Work to complete » Copy all lines below containing "giấu".

* START Supplied records *

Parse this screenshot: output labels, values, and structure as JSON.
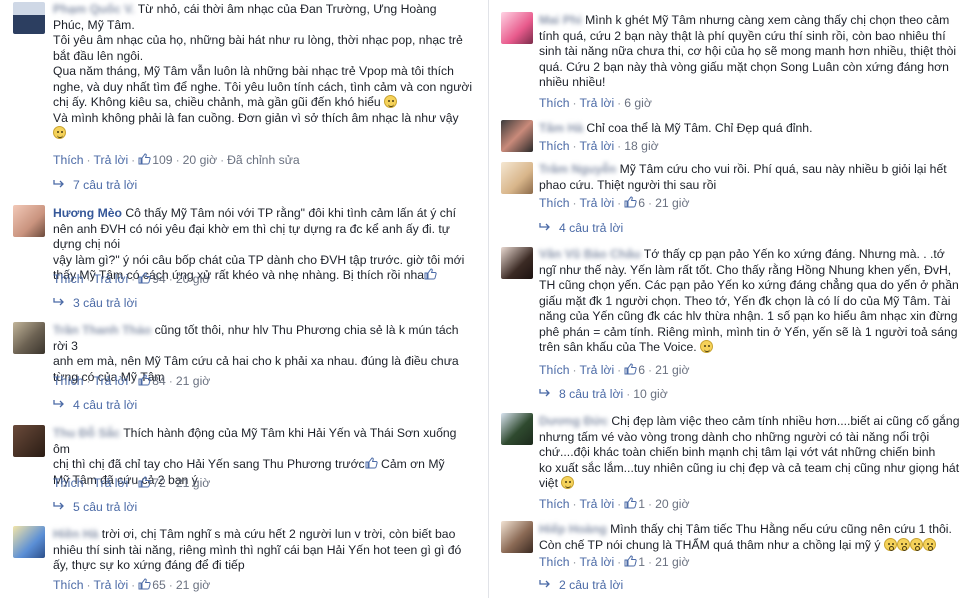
{
  "left": {
    "comments": [
      {
        "name": "Phạm Quốc V.",
        "avatar": "avatar-man",
        "text_lines": [
          "Từ nhỏ, cái thời âm nhạc của Đan Trường, Ưng Hoàng",
          "Phúc, Mỹ Tâm.",
          "Tôi yêu âm nhạc của họ, những bài hát như ru lòng, thời nhạc pop, nhạc trẻ",
          "bắt đầu lên ngôi.",
          "Qua năm tháng, Mỹ Tâm vẫn luôn là những bài nhạc trẻ Vpop mà tôi thích",
          "nghe, và duy nhất tìm để nghe. Tôi yêu luôn tính cách, tình cảm và con người",
          "chị ấy. Không kiêu sa, chiều chảnh, mà gần gũi đến khó hiểu",
          "Và mình không phải là fan cuồng. Đơn giản vì sở thích âm nhạc là như vậy"
        ],
        "like": "Thích",
        "reply": "Trả lời",
        "likes": "109",
        "time": "20 giờ",
        "edited": "Đã chỉnh sửa",
        "replies": "7 câu trả lời"
      },
      {
        "name": "Hương Mèo",
        "avatar": "avatar-girl",
        "text_lines": [
          "Cô thấy Mỹ Tâm nói với TP rằng\" đôi khi tình cảm lấn át ý chí",
          "nên anh ĐVH có nói yêu đại khờ em thì chị tự dựng ra đc",
          "vậy làm gì?\" ý nói câu bốp chát của TP dành cho ĐVH tập trước. giờ tôi mới",
          "thấy Mỹ Tâm có cách ứng xử rất khéo và nhẹ nhàng. Bị thích rồi nha"
        ],
        "text_line_tails": [
          "",
          " kể anh ấy đi. tự dựng chị nói",
          "",
          ""
        ],
        "like": "Thích",
        "reply": "Trả lời",
        "likes": "94",
        "time": "20 giờ",
        "replies": "3 câu trả lời"
      },
      {
        "name": "Trần Thanh Thảo",
        "avatar": "avatar-group",
        "text_lines": [
          "cũng tốt thôi, như hlv Thu Phương chia sẻ là k mún tách rời 3",
          "anh em mà, nên Mỹ Tâm cứu cả hai cho k phải xa nhau. đúng là điều chưa",
          "từng có của Mỹ Tâm"
        ],
        "like": "Thích",
        "reply": "Trả lời",
        "likes": "84",
        "time": "21 giờ",
        "replies": "4 câu trả lời"
      },
      {
        "name": "Thu Đỗ Sắc",
        "avatar": "avatar-dark",
        "text_lines": [
          "Thích hành động của Mỹ Tâm khi Hải Yến và Thái Sơn xuống ôm",
          "chị thì chị đã chỉ tay cho Hải Yến sang Thu Phương trước",
          "Mỹ Tâm đã cứu cả 2 bạn ý"
        ],
        "text_after_like": " Cảm ơn Mỹ",
        "like": "Thích",
        "reply": "Trả lời",
        "likes": "72",
        "time": "21 giờ",
        "replies": "5 câu trả lời"
      },
      {
        "name": "Hiền Hà",
        "avatar": "avatar-anime",
        "text_lines": [
          "trời ơi, chị Tâm nghĩ s mà cứu hết 2 người lun v trời, còn biết bao",
          "nhiêu thí sinh tài năng, riêng mình thì nghĩ cái bạn Hải Yến hot teen gì gì đó",
          "ấy, thực sự ko xứng đáng để đi tiếp"
        ],
        "like": "Thích",
        "reply": "Trả lời",
        "likes": "65",
        "time": "21 giờ"
      }
    ]
  },
  "right": {
    "comments": [
      {
        "name": "Mai Phi",
        "avatar": "avatar-pink",
        "text_lines": [
          "Mình k ghét Mỹ Tâm nhưng càng xem càng thấy chị chọn theo cảm",
          "tính quá, cứu 2 bạn này thật là phí quyền cứu thí sinh rồi, còn bao nhiêu thí",
          "sinh tài năng nữa chưa thi, cơ hội của họ sẽ mong manh hơn nhiều, thiệt thòi",
          "quá. Cứu 2 bạn này thà vòng giấu mặt chọn Song Luân còn xứng đáng hơn",
          "nhiều nhiều!"
        ],
        "like": "Thích",
        "reply": "Trả lời",
        "time": "6 giờ"
      },
      {
        "name": "Tâm Hà",
        "avatar": "avatar-photo",
        "text_lines": [
          "Chỉ coa thể là Mỹ Tâm. Chỉ Đẹp quá đỉnh."
        ],
        "like": "Thích",
        "reply": "Trả lời",
        "time": "18 giờ"
      },
      {
        "name": "Trâm Nguyễn",
        "avatar": "avatar-blond",
        "text_lines": [
          "Mỹ Tâm cứu cho vui rồi. Phí quá, sau này nhiều b giỏi lại hết",
          "phao cứu. Thiệt người thi sau rồi"
        ],
        "like": "Thích",
        "reply": "Trả lời",
        "likes": "6",
        "time": "21 giờ",
        "replies": "4 câu trả lời"
      },
      {
        "name": "Vân Vũ Bảo Châu",
        "avatar": "avatar-hair",
        "text_lines": [
          "Tớ thấy cp pạn pảo Yến ko xứng đáng.  Nhưng mà. . .tớ",
          "ngĩ như thế này. Yến làm rất tốt. Cho thấy rằng Hồng Nhung khen yến, ĐvH,",
          "TH cũng chọn yến. Các pạn pảo Yến ko xứng đáng chẳng qua do yến ở phần",
          "giấu mặt đk 1 người chọn. Theo tớ, Yến đk chọn là có lí do của Mỹ Tâm. Tài",
          "năng của Yến cũng đk các hlv thừa nhận. 1 số pạn ko hiểu âm nhạc xin đừng",
          "phê phán = cảm tính. Riêng mình, mình tin ở Yến, yến sẽ là 1 người toả sáng",
          "trên sân khấu của The Voice."
        ],
        "like": "Thích",
        "reply": "Trả lời",
        "likes": "6",
        "time": "21 giờ",
        "replies": "8 câu trả lời",
        "replies_time": "10 giờ"
      },
      {
        "name": "Dương Đức",
        "avatar": "avatar-boy",
        "text_lines": [
          "Chị đẹp làm việc theo cảm tính nhiều hơn....biết ai cũng cố gắng",
          "nhưng tấm vé vào vòng trong dành cho những người có tài năng nổi trội",
          "chứ....đội khác toàn chiến binh mạnh chị tâm lại vớt vát những chiến binh",
          "ko xuất sắc lắm...tuy nhiên cũng iu chị đẹp và cả team chị cũng như giọng hát",
          "việt"
        ],
        "like": "Thích",
        "reply": "Trả lời",
        "likes": "1",
        "time": "20 giờ"
      },
      {
        "name": "Hiếp Hoàng",
        "avatar": "avatar-glasses",
        "text_lines": [
          "Mình thấy chị Tâm tiếc Thu Hằng nếu cứu cũng nên cứu 1 thôi.",
          "Còn chế TP nói chung là THẨM quá thâm như a chồng lại mỹ ý"
        ],
        "like": "Thích",
        "reply": "Trả lời",
        "likes": "1",
        "time": "21 giờ",
        "replies": "2 câu trả lời"
      }
    ]
  }
}
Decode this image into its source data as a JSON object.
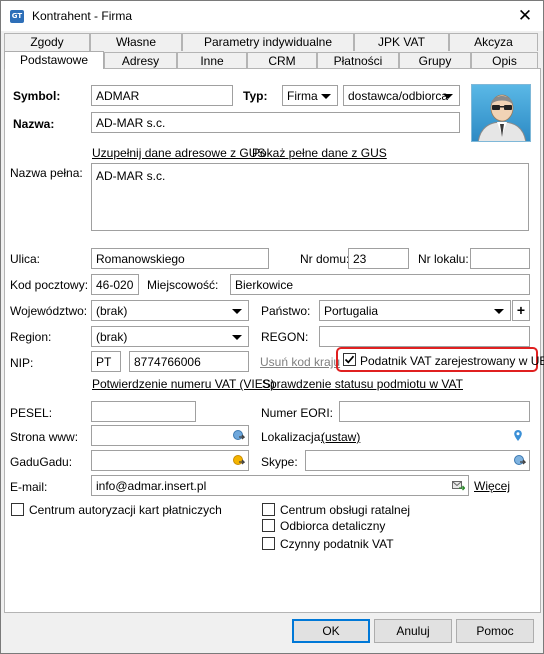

* END Supplied records *

Exercise result »
          "quá. Cứu 2 bạn này thà vòng giấu mặt chọn Song Luân còn xứng đáng hơn",
          "giấu mặt đk 1 người chọn. Theo tớ, Yến đk chọn là có lí do của Mỹ Tâm. Tài",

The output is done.